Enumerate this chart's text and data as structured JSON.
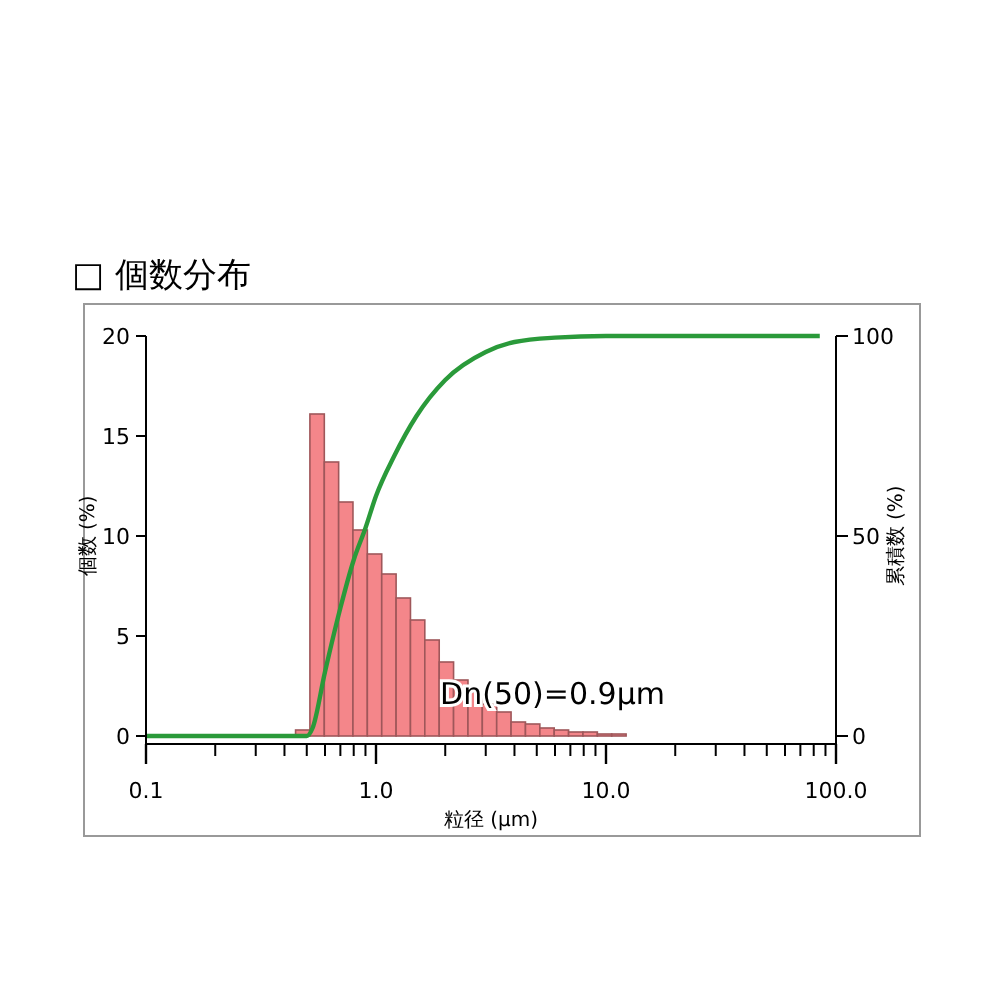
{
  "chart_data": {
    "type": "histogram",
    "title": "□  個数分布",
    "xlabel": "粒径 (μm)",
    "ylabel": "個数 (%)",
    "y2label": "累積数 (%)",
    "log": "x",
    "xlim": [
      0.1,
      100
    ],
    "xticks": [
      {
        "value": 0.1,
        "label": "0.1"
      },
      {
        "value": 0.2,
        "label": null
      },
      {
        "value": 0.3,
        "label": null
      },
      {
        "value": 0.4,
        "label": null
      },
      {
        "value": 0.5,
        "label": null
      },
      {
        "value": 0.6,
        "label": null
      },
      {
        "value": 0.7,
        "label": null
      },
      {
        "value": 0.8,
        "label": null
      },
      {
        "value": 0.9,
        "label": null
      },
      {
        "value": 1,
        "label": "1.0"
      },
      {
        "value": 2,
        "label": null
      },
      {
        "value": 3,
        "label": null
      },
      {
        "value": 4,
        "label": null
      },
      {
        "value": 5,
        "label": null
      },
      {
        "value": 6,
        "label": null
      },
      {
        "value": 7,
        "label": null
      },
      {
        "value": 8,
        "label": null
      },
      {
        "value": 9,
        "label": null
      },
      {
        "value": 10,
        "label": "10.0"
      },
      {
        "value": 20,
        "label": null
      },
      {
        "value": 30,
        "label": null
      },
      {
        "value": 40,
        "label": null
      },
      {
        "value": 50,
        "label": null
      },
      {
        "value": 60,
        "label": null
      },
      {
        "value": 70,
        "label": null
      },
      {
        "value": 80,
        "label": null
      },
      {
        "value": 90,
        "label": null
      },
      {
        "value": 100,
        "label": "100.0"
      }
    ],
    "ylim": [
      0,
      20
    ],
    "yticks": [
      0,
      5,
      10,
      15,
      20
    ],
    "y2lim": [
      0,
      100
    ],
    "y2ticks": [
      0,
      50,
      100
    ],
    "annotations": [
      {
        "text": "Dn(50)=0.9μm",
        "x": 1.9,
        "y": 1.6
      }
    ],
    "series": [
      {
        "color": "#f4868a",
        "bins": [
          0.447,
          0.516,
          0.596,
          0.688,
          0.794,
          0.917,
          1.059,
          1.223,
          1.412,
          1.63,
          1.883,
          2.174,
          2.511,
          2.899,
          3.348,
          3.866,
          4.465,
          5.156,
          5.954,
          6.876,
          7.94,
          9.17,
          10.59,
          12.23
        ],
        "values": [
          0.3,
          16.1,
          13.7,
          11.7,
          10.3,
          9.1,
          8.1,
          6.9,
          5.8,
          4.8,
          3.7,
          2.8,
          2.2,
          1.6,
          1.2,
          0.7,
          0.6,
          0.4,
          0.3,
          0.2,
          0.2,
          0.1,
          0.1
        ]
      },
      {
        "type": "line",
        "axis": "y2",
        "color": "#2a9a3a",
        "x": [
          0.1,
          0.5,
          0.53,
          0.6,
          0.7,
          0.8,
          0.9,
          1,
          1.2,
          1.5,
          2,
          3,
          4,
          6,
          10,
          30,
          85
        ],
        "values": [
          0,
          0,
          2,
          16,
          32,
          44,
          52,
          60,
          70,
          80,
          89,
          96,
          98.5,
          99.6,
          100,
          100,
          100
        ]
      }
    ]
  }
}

▶ **Task directions**: Could you reproduce every record above exactly, leaving out the pictures?

▶ **Solved problem**:
Enumerate this chart's text and data as structured JSON.
{
  "chart_data": {
    "type": "histogram",
    "title": "□  個数分布",
    "xlabel": "粒径 (μm)",
    "ylabel": "個数 (%)",
    "y2label": "累積数 (%)",
    "log": "x",
    "xlim": [
      0.1,
      100
    ],
    "xticks": [
      {
        "value": 0.1,
        "label": "0.1"
      },
      {
        "value": 0.2,
        "label": null
      },
      {
        "value": 0.3,
        "label": null
      },
      {
        "value": 0.4,
        "label": null
      },
      {
        "value": 0.5,
        "label": null
      },
      {
        "value": 0.6,
        "label": null
      },
      {
        "value": 0.7,
        "label": null
      },
      {
        "value": 0.8,
        "label": null
      },
      {
        "value": 0.9,
        "label": null
      },
      {
        "value": 1,
        "label": "1.0"
      },
      {
        "value": 2,
        "label": null
      },
      {
        "value": 3,
        "label": null
      },
      {
        "value": 4,
        "label": null
      },
      {
        "value": 5,
        "label": null
      },
      {
        "value": 6,
        "label": null
      },
      {
        "value": 7,
        "label": null
      },
      {
        "value": 8,
        "label": null
      },
      {
        "value": 9,
        "label": null
      },
      {
        "value": 10,
        "label": "10.0"
      },
      {
        "value": 20,
        "label": null
      },
      {
        "value": 30,
        "label": null
      },
      {
        "value": 40,
        "label": null
      },
      {
        "value": 50,
        "label": null
      },
      {
        "value": 60,
        "label": null
      },
      {
        "value": 70,
        "label": null
      },
      {
        "value": 80,
        "label": null
      },
      {
        "value": 90,
        "label": null
      },
      {
        "value": 100,
        "label": "100.0"
      }
    ],
    "ylim": [
      0,
      20
    ],
    "yticks": [
      0,
      5,
      10,
      15,
      20
    ],
    "y2lim": [
      0,
      100
    ],
    "y2ticks": [
      0,
      50,
      100
    ],
    "annotations": [
      {
        "text": "Dn(50)=0.9μm",
        "x": 1.9,
        "y": 1.6
      }
    ],
    "series": [
      {
        "color": "#f4868a",
        "bins": [
          0.447,
          0.516,
          0.596,
          0.688,
          0.794,
          0.917,
          1.059,
          1.223,
          1.412,
          1.63,
          1.883,
          2.174,
          2.511,
          2.899,
          3.348,
          3.866,
          4.465,
          5.156,
          5.954,
          6.876,
          7.94,
          9.17,
          10.59,
          12.23
        ],
        "values": [
          0.3,
          16.1,
          13.7,
          11.7,
          10.3,
          9.1,
          8.1,
          6.9,
          5.8,
          4.8,
          3.7,
          2.8,
          2.2,
          1.6,
          1.2,
          0.7,
          0.6,
          0.4,
          0.3,
          0.2,
          0.2,
          0.1,
          0.1
        ]
      },
      {
        "type": "line",
        "axis": "y2",
        "color": "#2a9a3a",
        "x": [
          0.1,
          0.5,
          0.53,
          0.6,
          0.7,
          0.8,
          0.9,
          1,
          1.2,
          1.5,
          2,
          3,
          4,
          6,
          10,
          30,
          85
        ],
        "values": [
          0,
          0,
          2,
          16,
          32,
          44,
          52,
          60,
          70,
          80,
          89,
          96,
          98.5,
          99.6,
          100,
          100,
          100
        ]
      }
    ]
  }
}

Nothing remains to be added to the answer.